◆ Prompt: List each line of the listing below that contains the string "item". Case must match.

>>>

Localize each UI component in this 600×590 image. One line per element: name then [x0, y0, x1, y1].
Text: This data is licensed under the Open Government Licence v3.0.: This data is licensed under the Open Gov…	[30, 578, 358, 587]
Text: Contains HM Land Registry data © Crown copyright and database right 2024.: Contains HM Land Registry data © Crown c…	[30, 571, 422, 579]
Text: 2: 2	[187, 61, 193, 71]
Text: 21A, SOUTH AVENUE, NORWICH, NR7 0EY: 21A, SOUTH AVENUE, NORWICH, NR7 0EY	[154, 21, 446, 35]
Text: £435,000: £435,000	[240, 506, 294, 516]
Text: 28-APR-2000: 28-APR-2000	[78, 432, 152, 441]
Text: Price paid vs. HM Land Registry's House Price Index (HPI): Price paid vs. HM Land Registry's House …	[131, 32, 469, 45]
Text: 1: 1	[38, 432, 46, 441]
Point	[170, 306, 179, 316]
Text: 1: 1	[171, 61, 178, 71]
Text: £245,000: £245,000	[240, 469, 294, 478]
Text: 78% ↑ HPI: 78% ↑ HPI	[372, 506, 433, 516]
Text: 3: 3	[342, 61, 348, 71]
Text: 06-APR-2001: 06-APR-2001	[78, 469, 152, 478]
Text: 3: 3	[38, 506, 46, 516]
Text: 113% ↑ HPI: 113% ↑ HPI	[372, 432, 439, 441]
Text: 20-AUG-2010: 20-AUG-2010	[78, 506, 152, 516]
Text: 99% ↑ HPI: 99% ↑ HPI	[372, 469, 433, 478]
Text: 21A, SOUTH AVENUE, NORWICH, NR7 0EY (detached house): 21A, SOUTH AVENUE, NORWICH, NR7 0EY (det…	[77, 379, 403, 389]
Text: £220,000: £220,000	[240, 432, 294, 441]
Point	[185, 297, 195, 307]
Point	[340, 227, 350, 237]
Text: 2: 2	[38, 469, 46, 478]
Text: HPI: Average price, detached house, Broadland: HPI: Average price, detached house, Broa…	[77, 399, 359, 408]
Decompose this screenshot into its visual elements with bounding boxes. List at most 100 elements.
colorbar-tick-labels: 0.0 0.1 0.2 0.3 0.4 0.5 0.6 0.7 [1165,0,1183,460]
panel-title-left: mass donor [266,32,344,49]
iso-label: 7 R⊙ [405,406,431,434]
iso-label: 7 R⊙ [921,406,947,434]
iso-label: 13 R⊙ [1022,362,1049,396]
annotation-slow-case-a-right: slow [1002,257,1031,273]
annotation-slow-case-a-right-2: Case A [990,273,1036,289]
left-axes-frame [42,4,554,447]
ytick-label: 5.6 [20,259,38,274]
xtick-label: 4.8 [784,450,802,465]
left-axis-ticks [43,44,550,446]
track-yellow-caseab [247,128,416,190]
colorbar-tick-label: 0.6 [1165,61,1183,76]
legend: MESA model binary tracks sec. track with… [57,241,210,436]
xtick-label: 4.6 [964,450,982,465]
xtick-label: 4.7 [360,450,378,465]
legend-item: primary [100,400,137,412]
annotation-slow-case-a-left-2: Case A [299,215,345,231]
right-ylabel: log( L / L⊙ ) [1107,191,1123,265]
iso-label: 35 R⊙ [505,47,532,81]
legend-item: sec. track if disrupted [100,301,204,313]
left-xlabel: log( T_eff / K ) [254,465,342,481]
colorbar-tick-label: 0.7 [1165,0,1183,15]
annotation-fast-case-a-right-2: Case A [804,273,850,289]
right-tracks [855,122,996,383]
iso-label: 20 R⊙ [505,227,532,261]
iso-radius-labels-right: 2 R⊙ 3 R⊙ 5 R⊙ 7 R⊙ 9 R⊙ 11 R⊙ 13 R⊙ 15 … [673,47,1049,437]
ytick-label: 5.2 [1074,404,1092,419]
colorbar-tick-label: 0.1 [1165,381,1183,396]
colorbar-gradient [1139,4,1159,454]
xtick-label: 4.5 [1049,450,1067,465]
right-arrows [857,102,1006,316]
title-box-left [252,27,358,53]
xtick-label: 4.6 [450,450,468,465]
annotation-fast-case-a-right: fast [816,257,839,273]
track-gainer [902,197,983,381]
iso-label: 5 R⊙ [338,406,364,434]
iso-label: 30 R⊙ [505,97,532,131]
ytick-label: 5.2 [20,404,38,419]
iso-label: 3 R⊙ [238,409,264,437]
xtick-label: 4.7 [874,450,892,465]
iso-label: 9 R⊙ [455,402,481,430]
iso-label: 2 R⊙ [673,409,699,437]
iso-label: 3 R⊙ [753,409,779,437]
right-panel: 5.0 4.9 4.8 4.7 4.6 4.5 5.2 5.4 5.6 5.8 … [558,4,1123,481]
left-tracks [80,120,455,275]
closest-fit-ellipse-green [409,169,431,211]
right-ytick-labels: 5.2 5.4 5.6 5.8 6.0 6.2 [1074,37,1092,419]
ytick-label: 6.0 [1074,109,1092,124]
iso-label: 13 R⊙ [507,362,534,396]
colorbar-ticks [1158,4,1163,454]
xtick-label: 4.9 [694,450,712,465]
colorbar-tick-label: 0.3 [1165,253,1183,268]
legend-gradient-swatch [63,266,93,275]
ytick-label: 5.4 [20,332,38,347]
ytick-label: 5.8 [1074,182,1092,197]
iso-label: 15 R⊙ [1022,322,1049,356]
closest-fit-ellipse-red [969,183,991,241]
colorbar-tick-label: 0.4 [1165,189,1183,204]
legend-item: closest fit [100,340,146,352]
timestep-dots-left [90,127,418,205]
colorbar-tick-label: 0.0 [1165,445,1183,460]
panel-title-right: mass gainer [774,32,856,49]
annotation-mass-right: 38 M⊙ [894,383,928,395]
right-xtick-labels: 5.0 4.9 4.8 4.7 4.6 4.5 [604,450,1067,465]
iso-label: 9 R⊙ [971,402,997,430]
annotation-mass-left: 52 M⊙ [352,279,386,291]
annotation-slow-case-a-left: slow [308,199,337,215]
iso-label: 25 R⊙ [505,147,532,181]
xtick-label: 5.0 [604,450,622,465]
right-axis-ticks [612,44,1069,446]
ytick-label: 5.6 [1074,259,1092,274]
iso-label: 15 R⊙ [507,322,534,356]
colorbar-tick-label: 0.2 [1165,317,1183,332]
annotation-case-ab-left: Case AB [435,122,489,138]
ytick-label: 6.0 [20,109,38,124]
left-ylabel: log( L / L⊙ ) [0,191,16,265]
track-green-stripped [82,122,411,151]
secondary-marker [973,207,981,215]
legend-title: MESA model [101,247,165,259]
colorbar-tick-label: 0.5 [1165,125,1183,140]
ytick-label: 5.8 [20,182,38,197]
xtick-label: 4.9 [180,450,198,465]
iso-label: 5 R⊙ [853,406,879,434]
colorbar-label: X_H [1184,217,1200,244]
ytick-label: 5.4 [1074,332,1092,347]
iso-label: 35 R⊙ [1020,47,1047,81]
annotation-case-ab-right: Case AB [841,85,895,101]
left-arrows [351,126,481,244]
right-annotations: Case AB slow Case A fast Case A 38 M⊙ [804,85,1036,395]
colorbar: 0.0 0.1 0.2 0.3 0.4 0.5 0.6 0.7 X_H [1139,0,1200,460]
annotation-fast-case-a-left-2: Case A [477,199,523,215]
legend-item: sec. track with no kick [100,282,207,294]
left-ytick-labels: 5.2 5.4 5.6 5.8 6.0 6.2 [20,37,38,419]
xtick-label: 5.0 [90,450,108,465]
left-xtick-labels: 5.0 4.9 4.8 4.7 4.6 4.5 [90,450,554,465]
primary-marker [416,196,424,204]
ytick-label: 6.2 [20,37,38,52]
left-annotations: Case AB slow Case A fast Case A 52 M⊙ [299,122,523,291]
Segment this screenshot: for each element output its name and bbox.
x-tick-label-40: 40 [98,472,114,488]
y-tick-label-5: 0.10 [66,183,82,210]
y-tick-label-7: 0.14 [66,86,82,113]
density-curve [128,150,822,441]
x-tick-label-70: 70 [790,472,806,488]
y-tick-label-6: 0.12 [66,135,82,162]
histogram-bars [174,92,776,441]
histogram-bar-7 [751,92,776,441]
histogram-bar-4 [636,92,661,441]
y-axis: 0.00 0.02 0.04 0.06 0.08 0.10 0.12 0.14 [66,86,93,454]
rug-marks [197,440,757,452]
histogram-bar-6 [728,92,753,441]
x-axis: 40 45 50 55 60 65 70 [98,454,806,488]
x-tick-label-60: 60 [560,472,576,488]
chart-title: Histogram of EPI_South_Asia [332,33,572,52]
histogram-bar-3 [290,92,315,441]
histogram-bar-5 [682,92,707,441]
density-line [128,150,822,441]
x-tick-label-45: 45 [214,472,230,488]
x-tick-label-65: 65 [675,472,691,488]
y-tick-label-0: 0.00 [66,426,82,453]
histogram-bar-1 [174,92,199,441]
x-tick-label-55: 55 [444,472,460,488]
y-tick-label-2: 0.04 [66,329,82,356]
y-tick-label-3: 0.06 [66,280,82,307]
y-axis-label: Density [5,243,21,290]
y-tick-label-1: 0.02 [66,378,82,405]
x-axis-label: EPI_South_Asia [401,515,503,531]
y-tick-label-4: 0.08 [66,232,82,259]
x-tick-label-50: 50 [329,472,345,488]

<<<

◆ Finished task:
legend-item: primary [100,400,137,412]
legend-item: sec. track if disrupted [100,301,204,313]
legend-item: closest fit [100,340,146,352]
legend-item: sec. track with no kick [100,282,207,294]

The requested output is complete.